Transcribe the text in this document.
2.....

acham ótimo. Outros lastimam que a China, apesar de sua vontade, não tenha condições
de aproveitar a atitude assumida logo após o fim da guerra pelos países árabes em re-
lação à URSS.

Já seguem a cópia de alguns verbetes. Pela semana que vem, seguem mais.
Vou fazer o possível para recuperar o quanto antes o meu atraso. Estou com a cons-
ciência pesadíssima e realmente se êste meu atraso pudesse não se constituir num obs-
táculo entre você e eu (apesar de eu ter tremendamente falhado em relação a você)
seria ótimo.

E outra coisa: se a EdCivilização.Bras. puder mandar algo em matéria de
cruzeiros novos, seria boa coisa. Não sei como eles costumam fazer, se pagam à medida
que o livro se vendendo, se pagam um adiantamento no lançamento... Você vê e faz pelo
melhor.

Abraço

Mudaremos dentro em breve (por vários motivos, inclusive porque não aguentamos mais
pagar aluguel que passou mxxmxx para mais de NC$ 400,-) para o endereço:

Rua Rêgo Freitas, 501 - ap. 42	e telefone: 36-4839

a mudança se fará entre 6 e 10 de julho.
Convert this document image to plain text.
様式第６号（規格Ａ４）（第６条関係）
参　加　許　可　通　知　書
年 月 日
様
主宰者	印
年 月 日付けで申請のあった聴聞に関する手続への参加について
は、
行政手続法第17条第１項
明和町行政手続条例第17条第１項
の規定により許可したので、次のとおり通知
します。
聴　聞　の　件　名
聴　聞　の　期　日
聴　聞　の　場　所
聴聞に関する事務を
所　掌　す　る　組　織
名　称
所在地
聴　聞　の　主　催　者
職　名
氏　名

SET EXERCISE >> How many lines of the records contain the string "apesar"? Respond with the number alone.

IN RESPONSE >> 2